==== EXTRACTED DATA ====

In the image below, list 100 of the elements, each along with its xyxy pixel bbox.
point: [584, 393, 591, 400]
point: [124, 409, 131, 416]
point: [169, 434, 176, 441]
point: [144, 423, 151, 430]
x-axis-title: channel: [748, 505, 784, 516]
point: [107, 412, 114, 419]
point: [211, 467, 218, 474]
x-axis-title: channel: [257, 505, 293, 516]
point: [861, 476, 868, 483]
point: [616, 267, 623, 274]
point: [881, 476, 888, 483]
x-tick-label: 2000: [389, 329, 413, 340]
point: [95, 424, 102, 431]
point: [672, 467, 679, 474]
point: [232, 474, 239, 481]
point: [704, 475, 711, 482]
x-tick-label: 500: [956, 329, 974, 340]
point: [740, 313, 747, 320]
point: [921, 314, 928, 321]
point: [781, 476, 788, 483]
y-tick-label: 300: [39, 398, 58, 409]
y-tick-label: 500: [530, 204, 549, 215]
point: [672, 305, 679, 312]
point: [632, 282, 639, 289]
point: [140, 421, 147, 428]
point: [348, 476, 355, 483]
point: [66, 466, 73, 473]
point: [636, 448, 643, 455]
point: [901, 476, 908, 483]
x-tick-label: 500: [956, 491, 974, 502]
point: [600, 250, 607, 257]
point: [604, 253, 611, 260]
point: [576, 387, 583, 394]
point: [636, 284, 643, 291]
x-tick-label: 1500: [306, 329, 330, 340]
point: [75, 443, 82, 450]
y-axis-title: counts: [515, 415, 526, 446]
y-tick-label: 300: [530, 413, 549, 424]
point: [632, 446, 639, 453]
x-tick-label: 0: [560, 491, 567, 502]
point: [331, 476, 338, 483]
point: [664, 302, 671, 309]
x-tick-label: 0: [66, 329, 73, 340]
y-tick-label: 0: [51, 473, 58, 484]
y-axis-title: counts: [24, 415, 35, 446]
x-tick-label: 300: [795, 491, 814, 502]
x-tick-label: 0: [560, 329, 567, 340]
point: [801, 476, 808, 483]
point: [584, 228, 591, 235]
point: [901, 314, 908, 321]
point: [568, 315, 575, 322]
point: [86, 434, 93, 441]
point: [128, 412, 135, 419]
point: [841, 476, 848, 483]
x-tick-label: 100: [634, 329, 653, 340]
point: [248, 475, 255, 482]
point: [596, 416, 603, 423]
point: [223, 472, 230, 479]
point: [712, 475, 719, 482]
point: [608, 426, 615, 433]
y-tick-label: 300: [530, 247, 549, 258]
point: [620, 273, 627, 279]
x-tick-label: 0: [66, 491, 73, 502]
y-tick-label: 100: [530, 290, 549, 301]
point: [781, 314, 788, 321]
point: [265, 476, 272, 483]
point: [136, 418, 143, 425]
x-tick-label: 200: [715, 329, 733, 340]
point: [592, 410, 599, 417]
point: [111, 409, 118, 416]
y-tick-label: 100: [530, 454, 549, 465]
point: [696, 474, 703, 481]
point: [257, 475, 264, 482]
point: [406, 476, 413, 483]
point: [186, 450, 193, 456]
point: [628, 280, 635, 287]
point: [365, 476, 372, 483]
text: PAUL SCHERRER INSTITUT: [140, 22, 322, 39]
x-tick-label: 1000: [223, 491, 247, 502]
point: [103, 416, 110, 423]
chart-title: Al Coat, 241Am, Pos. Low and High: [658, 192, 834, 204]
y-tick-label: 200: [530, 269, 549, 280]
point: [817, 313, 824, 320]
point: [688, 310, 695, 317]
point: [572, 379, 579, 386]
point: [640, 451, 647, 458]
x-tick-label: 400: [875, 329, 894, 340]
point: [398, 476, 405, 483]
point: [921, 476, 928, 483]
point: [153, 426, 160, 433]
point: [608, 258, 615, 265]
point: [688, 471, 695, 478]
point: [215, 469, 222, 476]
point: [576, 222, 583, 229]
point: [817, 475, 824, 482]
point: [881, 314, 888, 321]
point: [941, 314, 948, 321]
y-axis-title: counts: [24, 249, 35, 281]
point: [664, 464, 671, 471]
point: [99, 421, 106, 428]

====

#### GIVEN TASK
Convert the listing above into a Markdown table with the columns No. and Entry, giving each non-blank line its own numbered row.

#### TASK ANSWER
| No. | Entry |
|---|---|
| 1 | In the image below, list 100 of the elements, each along with its xyxy pixel bbox. |
| 2 | point: [584, 393, 591, 400] |
| 3 | point: [124, 409, 131, 416] |
| 4 | point: [169, 434, 176, 441] |
| 5 | point: [144, 423, 151, 430] |
| 6 | x-axis-title: channel: [748, 505, 784, 516] |
| 7 | point: [107, 412, 114, 419] |
| 8 | point: [211, 467, 218, 474] |
| 9 | x-axis-title: channel: [257, 505, 293, 516] |
| 10 | point: [861, 476, 868, 483] |
| 11 | point: [616, 267, 623, 274] |
| 12 | point: [881, 476, 888, 483] |
| 13 | x-tick-label: 2000: [389, 329, 413, 340] |
| 14 | point: [95, 424, 102, 431] |
| 15 | point: [672, 467, 679, 474] |
| 16 | point: [232, 474, 239, 481] |
| 17 | point: [704, 475, 711, 482] |
| 18 | x-tick-label: 500: [956, 329, 974, 340] |
| 19 | point: [740, 313, 747, 320] |
| 20 | point: [921, 314, 928, 321] |
| 21 | point: [781, 476, 788, 483] |
| 22 | y-tick-label: 300: [39, 398, 58, 409] |
| 23 | y-tick-label: 500: [530, 204, 549, 215] |
| 24 | point: [672, 305, 679, 312] |
| 25 | point: [632, 282, 639, 289] |
| 26 | point: [140, 421, 147, 428] |
| 27 | point: [348, 476, 355, 483] |
| 28 | point: [66, 466, 73, 473] |
| 29 | point: [636, 448, 643, 455] |
| 30 | point: [901, 476, 908, 483] |
| 31 | x-tick-label: 500: [956, 491, 974, 502] |
| 32 | point: [600, 250, 607, 257] |
| 33 | point: [604, 253, 611, 260] |
| 34 | point: [576, 387, 583, 394] |
| 35 | point: [636, 284, 643, 291] |
| 36 | x-tick-label: 1500: [306, 329, 330, 340] |
| 37 | point: [75, 443, 82, 450] |
| 38 | y-axis-title: counts: [515, 415, 526, 446] |
| 39 | y-tick-label: 300: [530, 413, 549, 424] |
| 40 | point: [632, 446, 639, 453] |
| 41 | x-tick-label: 0: [560, 491, 567, 502] |
| 42 | point: [331, 476, 338, 483] |
| 43 | point: [664, 302, 671, 309] |
| 44 | x-tick-label: 0: [66, 329, 73, 340] |
| 45 | y-tick-label: 0: [51, 473, 58, 484] |
| 46 | y-axis-title: counts: [24, 415, 35, 446] |
| 47 | x-tick-label: 300: [795, 491, 814, 502] |
| 48 | x-tick-label: 0: [560, 329, 567, 340] |
| 49 | point: [801, 476, 808, 483] |
| 50 | point: [584, 228, 591, 235] |
| 51 | point: [901, 314, 908, 321] |
| 52 | point: [568, 315, 575, 322] |
| 53 | point: [86, 434, 93, 441] |
| 54 | point: [128, 412, 135, 419] |
| 55 | point: [841, 476, 848, 483] |
| 56 | x-tick-label: 100: [634, 329, 653, 340] |
| 57 | point: [248, 475, 255, 482] |
| 58 | point: [596, 416, 603, 423] |
| 59 | point: [223, 472, 230, 479] |
| 60 | point: [712, 475, 719, 482] |
| 61 | point: [608, 426, 615, 433] |
| 62 | y-tick-label: 300: [530, 247, 549, 258] |
| 63 | point: [620, 273, 627, 279] |
| 64 | x-tick-label: 0: [66, 491, 73, 502] |
| 65 | y-tick-label: 100: [530, 290, 549, 301] |
| 66 | point: [781, 314, 788, 321] |
| 67 | point: [265, 476, 272, 483] |
| 68 | point: [136, 418, 143, 425] |
| 69 | x-tick-label: 200: [715, 329, 733, 340] |
| 70 | point: [592, 410, 599, 417] |
| 71 | point: [111, 409, 118, 416] |
| 72 | y-tick-label: 100: [530, 454, 549, 465] |
| 73 | point: [696, 474, 703, 481] |
| 74 | point: [257, 475, 264, 482] |
| 75 | point: [406, 476, 413, 483] |
| 76 | point: [186, 450, 193, 456] |
| 77 | point: [628, 280, 635, 287] |
| 78 | point: [365, 476, 372, 483] |
| 79 | text: PAUL SCHERRER INSTITUT: [140, 22, 322, 39] |
| 80 | x-tick-label: 1000: [223, 491, 247, 502] |
| 81 | point: [103, 416, 110, 423] |
| 82 | chart-title: Al Coat, 241Am, Pos. Low and High: [658, 192, 834, 204] |
| 83 | y-tick-label: 200: [530, 269, 549, 280] |
| 84 | point: [817, 313, 824, 320] |
| 85 | point: [688, 310, 695, 317] |
| 86 | point: [572, 379, 579, 386] |
| 87 | point: [640, 451, 647, 458] |
| 88 | x-tick-label: 400: [875, 329, 894, 340] |
| 89 | point: [398, 476, 405, 483] |
| 90 | point: [921, 476, 928, 483] |
| 91 | point: [153, 426, 160, 433] |
| 92 | point: [608, 258, 615, 265] |
| 93 | point: [688, 471, 695, 478] |
| 94 | point: [215, 469, 222, 476] |
| 95 | point: [576, 222, 583, 229] |
| 96 | point: [817, 475, 824, 482] |
| 97 | point: [881, 314, 888, 321] |
| 98 | point: [941, 314, 948, 321] |
| 99 | y-axis-title: counts: [24, 249, 35, 281] |
| 100 | point: [664, 464, 671, 471] |
| 101 | point: [99, 421, 106, 428] |